* **Exercise goal**: Check every line of the entries that follow, and copy the ones containing "Chỉnh".

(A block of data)
╭──

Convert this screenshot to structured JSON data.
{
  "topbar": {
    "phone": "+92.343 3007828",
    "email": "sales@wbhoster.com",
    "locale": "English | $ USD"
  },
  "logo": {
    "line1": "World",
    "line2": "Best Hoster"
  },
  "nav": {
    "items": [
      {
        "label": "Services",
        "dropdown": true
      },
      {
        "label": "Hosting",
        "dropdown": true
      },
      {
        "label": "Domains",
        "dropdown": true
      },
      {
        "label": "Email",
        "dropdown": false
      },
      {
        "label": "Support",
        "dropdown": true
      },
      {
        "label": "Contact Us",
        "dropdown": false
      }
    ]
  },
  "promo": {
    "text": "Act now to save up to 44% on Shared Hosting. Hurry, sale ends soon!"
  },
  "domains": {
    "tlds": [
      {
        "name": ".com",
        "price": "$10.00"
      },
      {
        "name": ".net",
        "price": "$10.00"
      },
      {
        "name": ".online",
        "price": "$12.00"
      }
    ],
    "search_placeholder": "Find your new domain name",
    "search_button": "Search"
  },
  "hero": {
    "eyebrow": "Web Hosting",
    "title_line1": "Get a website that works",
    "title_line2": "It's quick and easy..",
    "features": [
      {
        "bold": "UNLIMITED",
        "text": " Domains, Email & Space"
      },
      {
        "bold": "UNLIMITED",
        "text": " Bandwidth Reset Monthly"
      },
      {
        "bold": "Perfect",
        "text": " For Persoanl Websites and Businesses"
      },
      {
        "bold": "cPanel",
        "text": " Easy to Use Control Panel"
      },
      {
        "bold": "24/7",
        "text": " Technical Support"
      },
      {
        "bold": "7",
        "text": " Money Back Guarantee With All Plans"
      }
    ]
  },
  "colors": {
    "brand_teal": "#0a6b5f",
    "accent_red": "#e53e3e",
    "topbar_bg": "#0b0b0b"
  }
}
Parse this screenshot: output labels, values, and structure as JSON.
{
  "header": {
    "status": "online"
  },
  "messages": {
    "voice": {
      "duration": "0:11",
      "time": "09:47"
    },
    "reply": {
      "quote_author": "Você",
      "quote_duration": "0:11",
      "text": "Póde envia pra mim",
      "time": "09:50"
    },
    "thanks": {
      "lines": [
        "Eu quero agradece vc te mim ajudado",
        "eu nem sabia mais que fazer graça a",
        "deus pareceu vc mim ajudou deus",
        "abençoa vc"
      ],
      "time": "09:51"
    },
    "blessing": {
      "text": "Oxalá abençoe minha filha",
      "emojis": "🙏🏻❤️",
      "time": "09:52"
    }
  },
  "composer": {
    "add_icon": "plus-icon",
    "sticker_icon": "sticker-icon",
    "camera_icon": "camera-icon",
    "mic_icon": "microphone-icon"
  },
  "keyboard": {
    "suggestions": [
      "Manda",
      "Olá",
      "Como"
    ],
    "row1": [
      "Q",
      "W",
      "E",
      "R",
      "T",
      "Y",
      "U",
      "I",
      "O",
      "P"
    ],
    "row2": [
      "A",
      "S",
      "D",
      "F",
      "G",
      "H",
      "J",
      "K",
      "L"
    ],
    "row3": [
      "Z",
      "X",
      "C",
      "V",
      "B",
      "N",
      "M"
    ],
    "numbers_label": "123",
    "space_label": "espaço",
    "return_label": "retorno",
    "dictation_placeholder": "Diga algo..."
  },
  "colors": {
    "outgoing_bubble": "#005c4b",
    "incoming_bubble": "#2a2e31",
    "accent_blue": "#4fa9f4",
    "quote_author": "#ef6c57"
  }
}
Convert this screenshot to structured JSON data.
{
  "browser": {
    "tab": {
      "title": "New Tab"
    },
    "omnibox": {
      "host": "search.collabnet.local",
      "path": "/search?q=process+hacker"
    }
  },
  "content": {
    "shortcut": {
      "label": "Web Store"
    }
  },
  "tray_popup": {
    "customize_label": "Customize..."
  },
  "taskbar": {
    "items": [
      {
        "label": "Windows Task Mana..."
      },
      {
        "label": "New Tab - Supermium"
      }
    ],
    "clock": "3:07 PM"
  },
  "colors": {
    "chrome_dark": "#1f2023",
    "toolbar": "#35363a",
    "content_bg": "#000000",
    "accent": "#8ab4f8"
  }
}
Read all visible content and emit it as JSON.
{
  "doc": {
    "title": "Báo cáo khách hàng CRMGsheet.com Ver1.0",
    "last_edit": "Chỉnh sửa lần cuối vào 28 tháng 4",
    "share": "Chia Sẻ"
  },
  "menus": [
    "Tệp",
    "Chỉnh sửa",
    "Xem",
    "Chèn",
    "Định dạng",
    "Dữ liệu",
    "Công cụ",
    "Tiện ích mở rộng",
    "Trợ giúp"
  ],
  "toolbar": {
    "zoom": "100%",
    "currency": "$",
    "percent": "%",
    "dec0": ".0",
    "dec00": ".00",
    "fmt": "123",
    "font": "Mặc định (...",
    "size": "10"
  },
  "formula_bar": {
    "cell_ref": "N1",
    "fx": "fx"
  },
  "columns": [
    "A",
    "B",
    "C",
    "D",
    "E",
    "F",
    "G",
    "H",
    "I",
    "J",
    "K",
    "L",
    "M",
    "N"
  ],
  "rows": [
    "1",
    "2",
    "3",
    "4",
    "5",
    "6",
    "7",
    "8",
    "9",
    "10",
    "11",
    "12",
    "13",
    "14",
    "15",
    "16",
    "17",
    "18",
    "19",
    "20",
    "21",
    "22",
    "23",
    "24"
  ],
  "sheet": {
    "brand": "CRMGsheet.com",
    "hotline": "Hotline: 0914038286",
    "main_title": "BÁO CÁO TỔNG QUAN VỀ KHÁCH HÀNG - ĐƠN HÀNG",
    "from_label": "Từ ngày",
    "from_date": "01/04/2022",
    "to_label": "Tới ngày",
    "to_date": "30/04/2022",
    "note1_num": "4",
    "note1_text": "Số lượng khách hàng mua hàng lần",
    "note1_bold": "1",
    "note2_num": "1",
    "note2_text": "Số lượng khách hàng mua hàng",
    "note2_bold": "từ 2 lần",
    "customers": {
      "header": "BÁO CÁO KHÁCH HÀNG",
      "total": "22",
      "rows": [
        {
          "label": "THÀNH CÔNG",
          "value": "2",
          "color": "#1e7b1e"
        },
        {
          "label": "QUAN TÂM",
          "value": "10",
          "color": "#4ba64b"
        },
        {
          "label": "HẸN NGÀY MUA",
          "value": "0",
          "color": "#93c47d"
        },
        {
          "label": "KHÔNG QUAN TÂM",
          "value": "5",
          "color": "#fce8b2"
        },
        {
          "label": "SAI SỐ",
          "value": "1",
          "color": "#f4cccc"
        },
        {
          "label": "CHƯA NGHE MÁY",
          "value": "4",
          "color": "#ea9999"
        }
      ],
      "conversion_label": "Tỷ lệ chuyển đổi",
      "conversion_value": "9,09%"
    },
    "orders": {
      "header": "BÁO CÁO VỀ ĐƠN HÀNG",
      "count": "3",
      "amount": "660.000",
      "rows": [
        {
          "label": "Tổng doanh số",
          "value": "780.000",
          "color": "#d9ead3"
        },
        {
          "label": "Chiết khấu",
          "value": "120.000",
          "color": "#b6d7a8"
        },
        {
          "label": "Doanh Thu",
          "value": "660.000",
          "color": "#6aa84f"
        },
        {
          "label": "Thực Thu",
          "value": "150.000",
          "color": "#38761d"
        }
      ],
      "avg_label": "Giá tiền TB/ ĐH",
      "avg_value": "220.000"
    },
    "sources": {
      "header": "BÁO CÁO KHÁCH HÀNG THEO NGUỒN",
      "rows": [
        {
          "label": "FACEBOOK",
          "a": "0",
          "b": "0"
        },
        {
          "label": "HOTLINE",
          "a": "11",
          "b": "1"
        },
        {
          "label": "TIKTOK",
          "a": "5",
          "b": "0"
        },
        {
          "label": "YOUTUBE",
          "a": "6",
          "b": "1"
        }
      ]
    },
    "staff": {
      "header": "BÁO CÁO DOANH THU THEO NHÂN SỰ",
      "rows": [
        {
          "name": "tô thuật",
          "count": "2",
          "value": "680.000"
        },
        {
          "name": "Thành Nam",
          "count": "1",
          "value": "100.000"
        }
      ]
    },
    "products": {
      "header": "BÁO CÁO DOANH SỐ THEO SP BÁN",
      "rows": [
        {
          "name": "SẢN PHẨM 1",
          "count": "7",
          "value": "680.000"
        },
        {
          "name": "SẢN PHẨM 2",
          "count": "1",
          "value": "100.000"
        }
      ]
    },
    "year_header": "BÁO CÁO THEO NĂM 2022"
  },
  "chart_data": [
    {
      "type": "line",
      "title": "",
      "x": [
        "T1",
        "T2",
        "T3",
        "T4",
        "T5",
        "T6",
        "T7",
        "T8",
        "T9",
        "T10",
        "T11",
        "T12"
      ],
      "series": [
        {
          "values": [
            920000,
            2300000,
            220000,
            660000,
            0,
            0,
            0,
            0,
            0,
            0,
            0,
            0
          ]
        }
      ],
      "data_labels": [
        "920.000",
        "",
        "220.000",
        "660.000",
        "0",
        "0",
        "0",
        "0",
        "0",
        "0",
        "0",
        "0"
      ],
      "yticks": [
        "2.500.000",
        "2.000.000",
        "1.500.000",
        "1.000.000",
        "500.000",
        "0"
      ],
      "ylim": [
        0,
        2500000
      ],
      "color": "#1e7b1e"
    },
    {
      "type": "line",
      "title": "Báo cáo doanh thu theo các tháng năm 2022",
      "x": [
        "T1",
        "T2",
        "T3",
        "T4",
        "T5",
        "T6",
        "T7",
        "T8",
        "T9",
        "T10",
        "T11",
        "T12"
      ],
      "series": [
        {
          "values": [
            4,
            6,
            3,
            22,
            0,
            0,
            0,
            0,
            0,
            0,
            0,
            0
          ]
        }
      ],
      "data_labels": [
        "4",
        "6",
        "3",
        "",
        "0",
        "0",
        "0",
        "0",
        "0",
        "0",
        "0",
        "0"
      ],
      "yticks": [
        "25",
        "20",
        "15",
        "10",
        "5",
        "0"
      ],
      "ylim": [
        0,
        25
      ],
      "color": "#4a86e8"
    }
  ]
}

╰──

* **Answer**:
    "last_edit": "Chỉnh sửa lần cuối vào 28 tháng 4",
    "Chỉnh sửa",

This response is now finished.